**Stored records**
*****

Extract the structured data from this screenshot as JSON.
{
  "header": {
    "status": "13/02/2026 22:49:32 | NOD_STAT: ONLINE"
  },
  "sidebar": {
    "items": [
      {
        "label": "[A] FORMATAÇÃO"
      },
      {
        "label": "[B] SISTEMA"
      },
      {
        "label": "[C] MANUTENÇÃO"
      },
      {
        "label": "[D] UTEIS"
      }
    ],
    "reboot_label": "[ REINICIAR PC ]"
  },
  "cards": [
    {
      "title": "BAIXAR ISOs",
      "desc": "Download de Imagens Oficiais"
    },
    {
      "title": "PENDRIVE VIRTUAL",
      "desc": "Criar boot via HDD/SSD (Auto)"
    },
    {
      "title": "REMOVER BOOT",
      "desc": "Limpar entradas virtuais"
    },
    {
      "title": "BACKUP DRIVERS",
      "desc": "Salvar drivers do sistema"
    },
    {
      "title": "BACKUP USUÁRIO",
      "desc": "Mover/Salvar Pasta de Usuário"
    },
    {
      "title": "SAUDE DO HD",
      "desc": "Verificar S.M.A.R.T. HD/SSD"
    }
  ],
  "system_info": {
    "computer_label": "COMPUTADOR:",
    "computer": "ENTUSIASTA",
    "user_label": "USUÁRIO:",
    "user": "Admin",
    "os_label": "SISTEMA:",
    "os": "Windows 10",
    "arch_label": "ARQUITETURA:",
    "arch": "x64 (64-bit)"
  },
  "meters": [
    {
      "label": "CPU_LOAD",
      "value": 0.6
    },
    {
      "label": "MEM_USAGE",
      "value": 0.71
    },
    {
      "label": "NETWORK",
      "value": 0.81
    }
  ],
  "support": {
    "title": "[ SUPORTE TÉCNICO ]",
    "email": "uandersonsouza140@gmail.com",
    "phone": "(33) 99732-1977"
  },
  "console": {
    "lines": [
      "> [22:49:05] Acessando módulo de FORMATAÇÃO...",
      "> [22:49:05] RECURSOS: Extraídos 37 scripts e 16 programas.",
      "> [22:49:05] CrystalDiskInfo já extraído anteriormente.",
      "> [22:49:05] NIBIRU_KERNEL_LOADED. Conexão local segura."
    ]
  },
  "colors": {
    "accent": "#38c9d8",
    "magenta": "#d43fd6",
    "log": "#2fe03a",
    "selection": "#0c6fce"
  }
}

*****

**TASK PROMPT**
Check each line above for the word "title" and copy the ones that have it.

**RESPONSE**
      "title": "BAIXAR ISOs",
      "title": "PENDRIVE VIRTUAL",
      "title": "REMOVER BOOT",
      "title": "BACKUP DRIVERS",
      "title": "BACKUP USUÁRIO",
      "title": "SAUDE DO HD",
    "title": "[ SUPORTE TÉCNICO ]",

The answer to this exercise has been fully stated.